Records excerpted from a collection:
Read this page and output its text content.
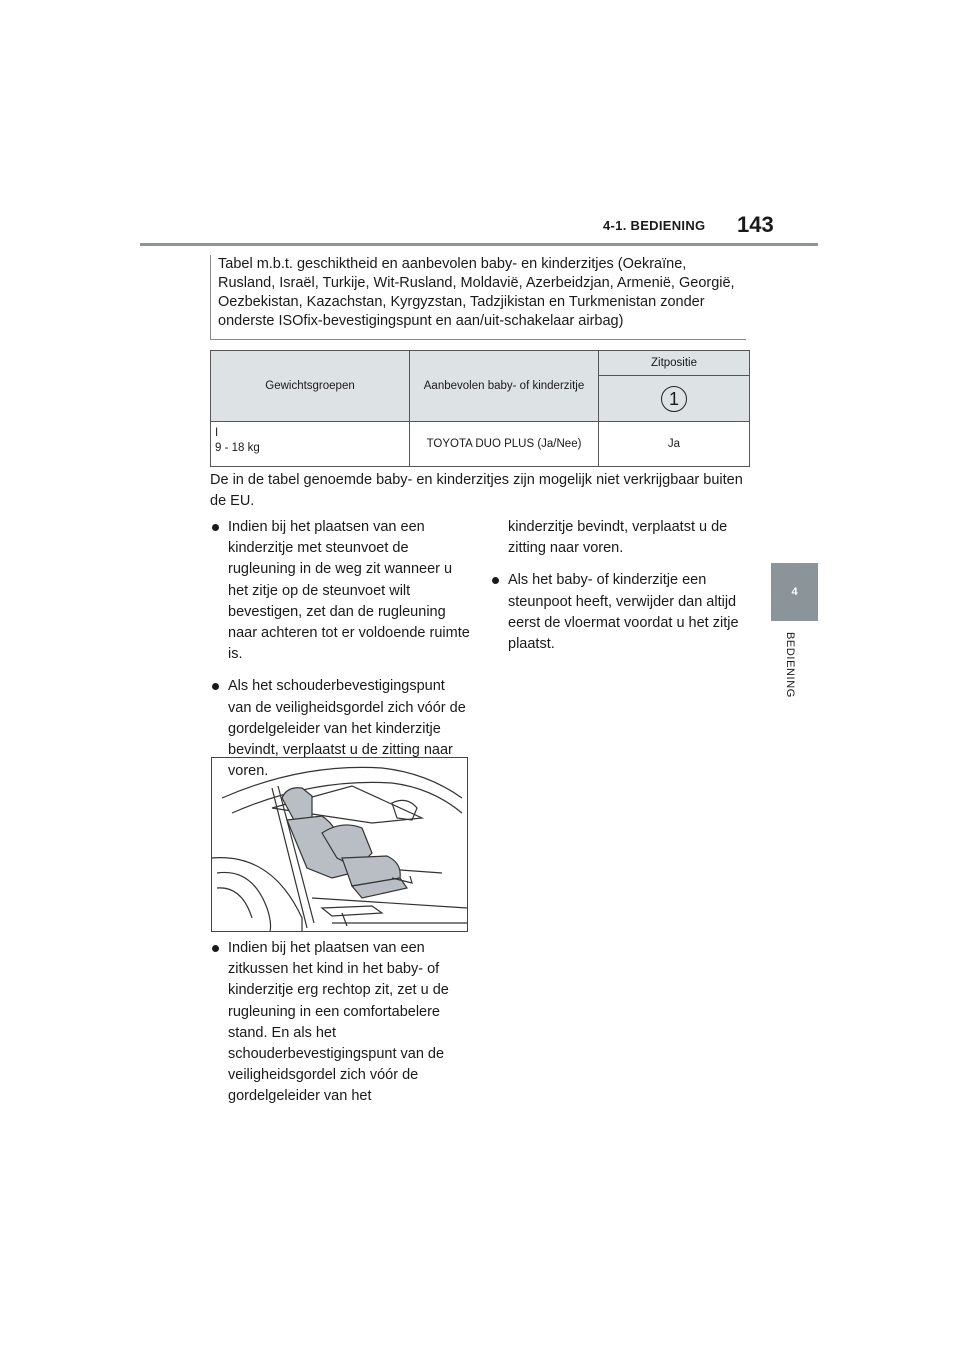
4-1. BEDIENING 143
4
BEDIENING
Tabel m.b.t. geschiktheid en aanbevolen baby- en kinderzitjes (Oekraïne, Rusland, Israël, Turkije, Wit-Rusland, Moldavië, Azerbeidzjan, Armenië, Georgië, Oezbekistan, Kazachstan, Kyrgyzstan, Tadzjikistan en Turkmenistan zonder onderste ISOfix-bevestigingspunt en aan/uit-schakelaar airbag)
Gewichtsgroepen	Aanbevolen baby- of kinderzitje	Zitpositie
		1

I
9 - 18 kg	TOYOTA DUO PLUS (Ja/Nee)	Ja
De in de tabel genoemde baby- en kinderzitjes zijn mogelijk niet verkrijgbaar buiten de EU.
Indien bij het plaatsen van een kinderzitje met steunvoet de rugleuning in de weg zit wanneer u het zitje op de steunvoet wilt bevestigen, zet dan de rugleuning naar achteren tot er voldoende ruimte is.
Als het schouderbevestigingspunt van de veiligheidsgordel zich vóór de gordelgeleider van het kinderzitje bevindt, verplaatst u de zitting naar voren.
kinderzitje bevindt, verplaatst u de zitting naar voren.
Als het baby- of kinderzitje een steunpoot heeft, verwijder dan altijd eerst de vloermat voordat u het zitje plaatst.
Indien bij het plaatsen van een zitkussen het kind in het baby- of kinderzitje erg rechtop zit, zet u de rugleuning in een comfortabelere stand. En als het schouderbevestigingspunt van de veiligheidsgordel zich vóór de gordelgeleider van het
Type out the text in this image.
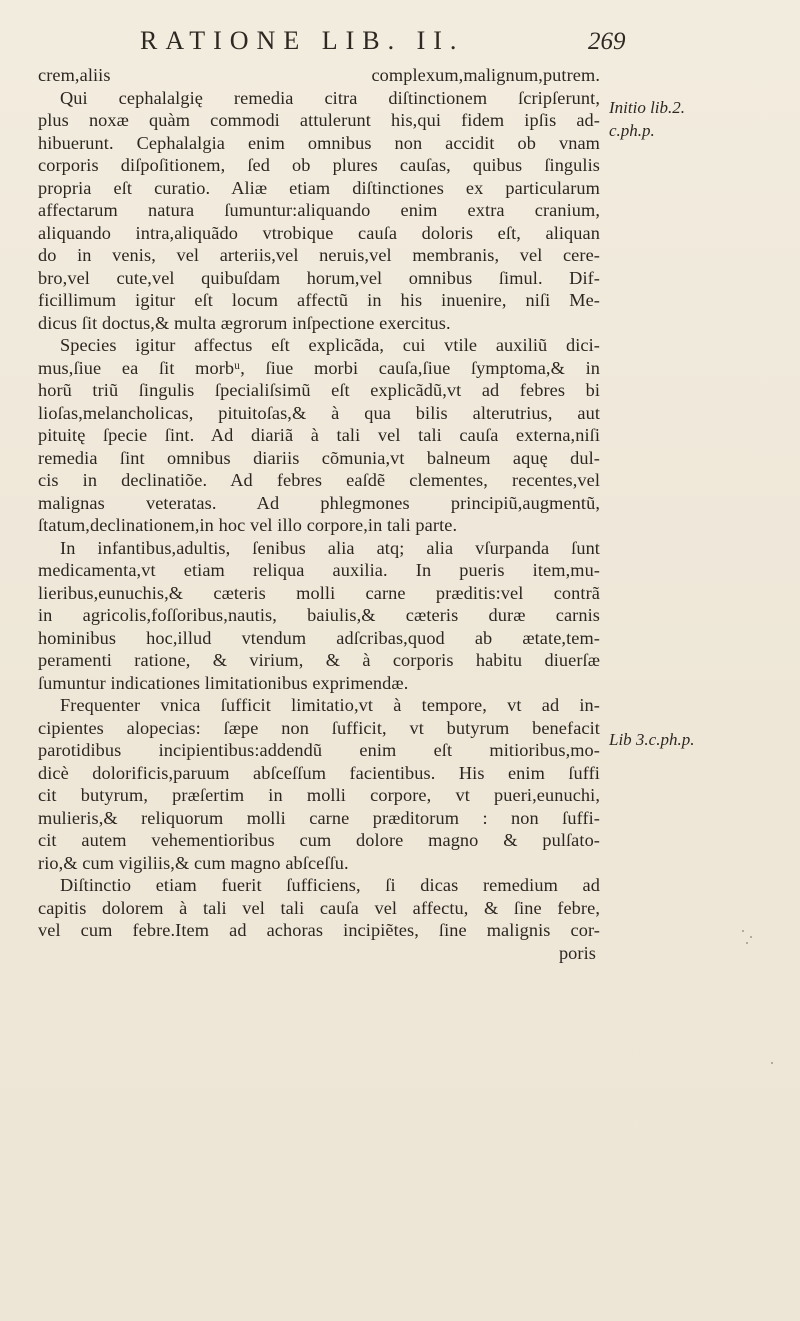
RATIONE LIB. II.	269
Initio lib.2.
c.ph.p.
Lib 3.c.ph.p.
crem,aliis complexum,malignum,putrem.
Qui cephalalgię remedia citra diſtinctionem ſcripſerunt,
plus noxæ quàm commodi attulerunt his,qui fidem ipſis ad-
hibuerunt. Cephalalgia enim omnibus non accidit ob vnam
corporis diſpoſitionem, ſed ob plures cauſas, quibus ſingulis
propria eſt curatio. Aliæ etiam diſtinctiones ex particularum
affectarum natura ſumuntur:aliquando enim extra cranium,
aliquando intra,aliquãdo vtrobique cauſa doloris eſt, aliquan
do in venis, vel arteriis,vel neruis,vel membranis, vel cere-
bro,vel cute,vel quibuſdam horum,vel omnibus ſimul. Dif-
ficillimum igitur eſt locum affectũ in his inuenire, niſi Me-
dicus ſit doctus,& multa ægrorum inſpectione exercitus.
Species igitur affectus eſt explicãda, cui vtile auxiliũ dici-
mus,ſiue ea ſit morbᵘ, ſiue morbi cauſa,ſiue ſymptoma,& in
horũ triũ ſingulis ſpecialiſsimũ eſt explicãdũ,vt ad febres bi
lioſas,melancholicas, pituitoſas,& à qua bilis alterutrius, aut
pituitę ſpecie ſint. Ad diariã à tali vel tali cauſa externa,niſi
remedia ſint omnibus diariis cõmunia,vt balneum aquę dul-
cis in declinatiõe. Ad febres eaſdẽ clementes, recentes,vel
malignas veteratas. Ad phlegmones principiũ,augmentũ,
ſtatum,declinationem,in hoc vel illo corpore,in tali parte.
In infantibus,adultis, ſenibus alia atq; alia vſurpanda ſunt
medicamenta,vt etiam reliqua auxilia. In pueris item,mu-
lieribus,eunuchis,& cæteris molli carne præditis:vel contrã
in agricolis,foſſoribus,nautis, baiulis,& cæteris duræ carnis
hominibus hoc,illud vtendum adſcribas,quod ab ætate,tem-
peramenti ratione, & virium, & à corporis habitu diuerſæ
ſumuntur indicationes limitationibus exprimendæ.
Frequenter vnica ſufficit limitatio,vt à tempore, vt ad in-
cipientes alopecias: ſæpe non ſufficit, vt butyrum benefacit
parotidibus incipientibus:addendũ enim eſt mitioribus,mo-
dicè dolorificis,paruum abſceſſum facientibus. His enim ſuffi
cit butyrum, præſertim in molli corpore, vt pueri,eunuchi,
mulieris,& reliquorum molli carne præditorum : non ſuffi-
cit autem vehementioribus cum dolore magno & pulſato-
rio,& cum vigiliis,& cum magno abſceſſu.
Diſtinctio etiam fuerit ſufficiens, ſi dicas remedium ad
capitis dolorem à tali vel tali cauſa vel affectu, & ſine febre,
vel cum febre.Item ad achoras incipiẽtes, ſine malignis cor-
poris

▶ STATED EXERCISE:
Copy the entries above faithfully and omit every image.

▶ RESULT FOR THIS TASK:
Read this page and output its text content.
4-1. BEDIENING 143
4
BEDIENING
Tabel m.b.t. geschiktheid en aanbevolen baby- en kinderzitjes (Oekraïne, Rusland, Israël, Turkije, Wit-Rusland, Moldavië, Azerbeidzjan, Armenië, Georgië, Oezbekistan, Kazachstan, Kyrgyzstan, Tadzjikistan en Turkmenistan zonder onderste ISOfix-bevestigingspunt en aan/uit-schakelaar airbag)
Gewichtsgroepen	Aanbevolen baby- of kinderzitje	Zitpositie
		1

I
9 - 18 kg	TOYOTA DUO PLUS (Ja/Nee)	Ja
De in de tabel genoemde baby- en kinderzitjes zijn mogelijk niet verkrijgbaar buiten de EU.
Indien bij het plaatsen van een kinderzitje met steunvoet de rugleuning in de weg zit wanneer u het zitje op de steunvoet wilt bevestigen, zet dan de rugleuning naar achteren tot er voldoende ruimte is.
Als het schouderbevestigingspunt van de veiligheidsgordel zich vóór de gordelgeleider van het kinderzitje bevindt, verplaatst u de zitting naar voren.
kinderzitje bevindt, verplaatst u de zitting naar voren.
Als het baby- of kinderzitje een steunpoot heeft, verwijder dan altijd eerst de vloermat voordat u het zitje plaatst.
Indien bij het plaatsen van een zitkussen het kind in het baby- of kinderzitje erg rechtop zit, zet u de rugleuning in een comfortabelere stand. En als het schouderbevestigingspunt van de veiligheidsgordel zich vóór de gordelgeleider van het
Type out the text in this image.
RATIONE LIB. II.	269
Initio lib.2.
c.ph.p.
Lib 3.c.ph.p.
crem,aliis complexum,malignum,putrem.
Qui cephalalgię remedia citra diſtinctionem ſcripſerunt,
plus noxæ quàm commodi attulerunt his,qui fidem ipſis ad-
hibuerunt. Cephalalgia enim omnibus non accidit ob vnam
corporis diſpoſitionem, ſed ob plures cauſas, quibus ſingulis
propria eſt curatio. Aliæ etiam diſtinctiones ex particularum
affectarum natura ſumuntur:aliquando enim extra cranium,
aliquando intra,aliquãdo vtrobique cauſa doloris eſt, aliquan
do in venis, vel arteriis,vel neruis,vel membranis, vel cere-
bro,vel cute,vel quibuſdam horum,vel omnibus ſimul. Dif-
ficillimum igitur eſt locum affectũ in his inuenire, niſi Me-
dicus ſit doctus,& multa ægrorum inſpectione exercitus.
Species igitur affectus eſt explicãda, cui vtile auxiliũ dici-
mus,ſiue ea ſit morbᵘ, ſiue morbi cauſa,ſiue ſymptoma,& in
horũ triũ ſingulis ſpecialiſsimũ eſt explicãdũ,vt ad febres bi
lioſas,melancholicas, pituitoſas,& à qua bilis alterutrius, aut
pituitę ſpecie ſint. Ad diariã à tali vel tali cauſa externa,niſi
remedia ſint omnibus diariis cõmunia,vt balneum aquę dul-
cis in declinatiõe. Ad febres eaſdẽ clementes, recentes,vel
malignas veteratas. Ad phlegmones principiũ,augmentũ,
ſtatum,declinationem,in hoc vel illo corpore,in tali parte.
In infantibus,adultis, ſenibus alia atq; alia vſurpanda ſunt
medicamenta,vt etiam reliqua auxilia. In pueris item,mu-
lieribus,eunuchis,& cæteris molli carne præditis:vel contrã
in agricolis,foſſoribus,nautis, baiulis,& cæteris duræ carnis
hominibus hoc,illud vtendum adſcribas,quod ab ætate,tem-
peramenti ratione, & virium, & à corporis habitu diuerſæ
ſumuntur indicationes limitationibus exprimendæ.
Frequenter vnica ſufficit limitatio,vt à tempore, vt ad in-
cipientes alopecias: ſæpe non ſufficit, vt butyrum benefacit
parotidibus incipientibus:addendũ enim eſt mitioribus,mo-
dicè dolorificis,paruum abſceſſum facientibus. His enim ſuffi
cit butyrum, præſertim in molli corpore, vt pueri,eunuchi,
mulieris,& reliquorum molli carne præditorum : non ſuffi-
cit autem vehementioribus cum dolore magno & pulſato-
rio,& cum vigiliis,& cum magno abſceſſu.
Diſtinctio etiam fuerit ſufficiens, ſi dicas remedium ad
capitis dolorem à tali vel tali cauſa vel affectu, & ſine febre,
vel cum febre.Item ad achoras incipiẽtes, ſine malignis cor-
poris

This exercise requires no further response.